_Short problem:_ Determine how many lines of this material contain "label". Give only the number.

_Provided entries:_
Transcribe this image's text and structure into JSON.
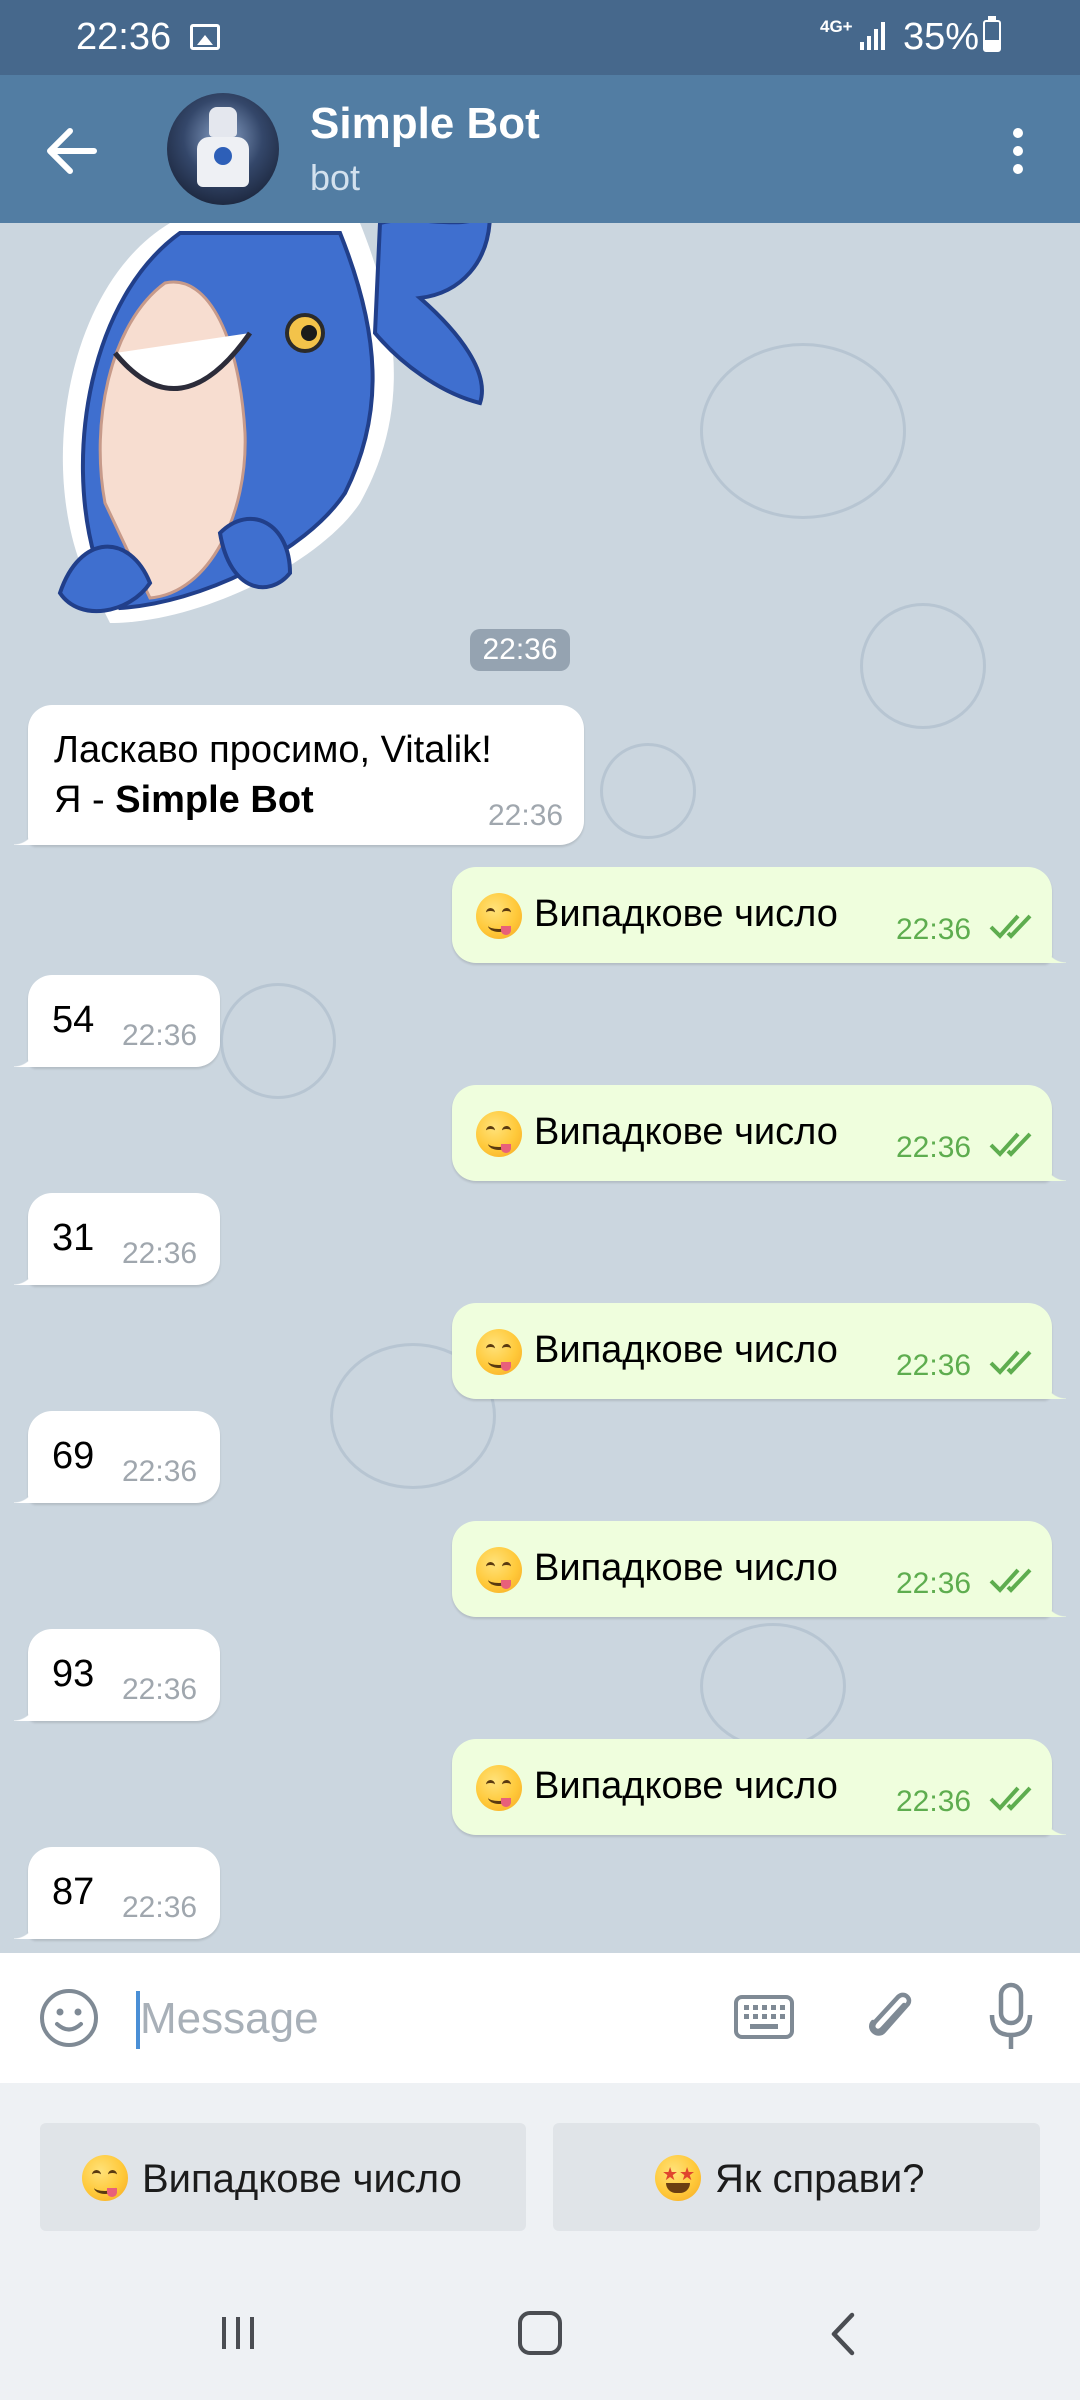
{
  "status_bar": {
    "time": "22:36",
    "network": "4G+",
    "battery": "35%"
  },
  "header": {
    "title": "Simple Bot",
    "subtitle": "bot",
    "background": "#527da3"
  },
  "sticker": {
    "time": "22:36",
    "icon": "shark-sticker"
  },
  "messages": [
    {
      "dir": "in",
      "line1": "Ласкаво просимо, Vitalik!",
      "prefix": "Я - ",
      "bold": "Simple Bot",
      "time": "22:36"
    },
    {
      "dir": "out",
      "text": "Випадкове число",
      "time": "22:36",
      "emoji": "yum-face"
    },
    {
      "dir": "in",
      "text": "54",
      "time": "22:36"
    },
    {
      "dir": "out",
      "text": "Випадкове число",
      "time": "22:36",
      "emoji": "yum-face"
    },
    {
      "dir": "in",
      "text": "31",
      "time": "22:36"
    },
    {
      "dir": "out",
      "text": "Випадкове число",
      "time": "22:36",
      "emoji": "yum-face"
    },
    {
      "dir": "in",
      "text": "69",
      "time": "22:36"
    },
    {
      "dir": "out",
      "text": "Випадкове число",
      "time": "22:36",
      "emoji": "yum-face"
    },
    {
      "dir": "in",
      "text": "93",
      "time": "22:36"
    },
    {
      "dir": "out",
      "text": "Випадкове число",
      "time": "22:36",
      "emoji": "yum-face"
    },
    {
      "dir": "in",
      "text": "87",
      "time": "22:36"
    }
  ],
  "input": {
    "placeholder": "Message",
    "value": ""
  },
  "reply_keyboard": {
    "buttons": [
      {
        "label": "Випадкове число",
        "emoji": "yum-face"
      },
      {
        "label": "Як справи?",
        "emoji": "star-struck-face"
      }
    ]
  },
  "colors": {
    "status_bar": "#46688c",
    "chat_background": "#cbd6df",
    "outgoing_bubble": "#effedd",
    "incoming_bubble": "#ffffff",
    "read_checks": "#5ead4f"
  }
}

_Full response:_ 2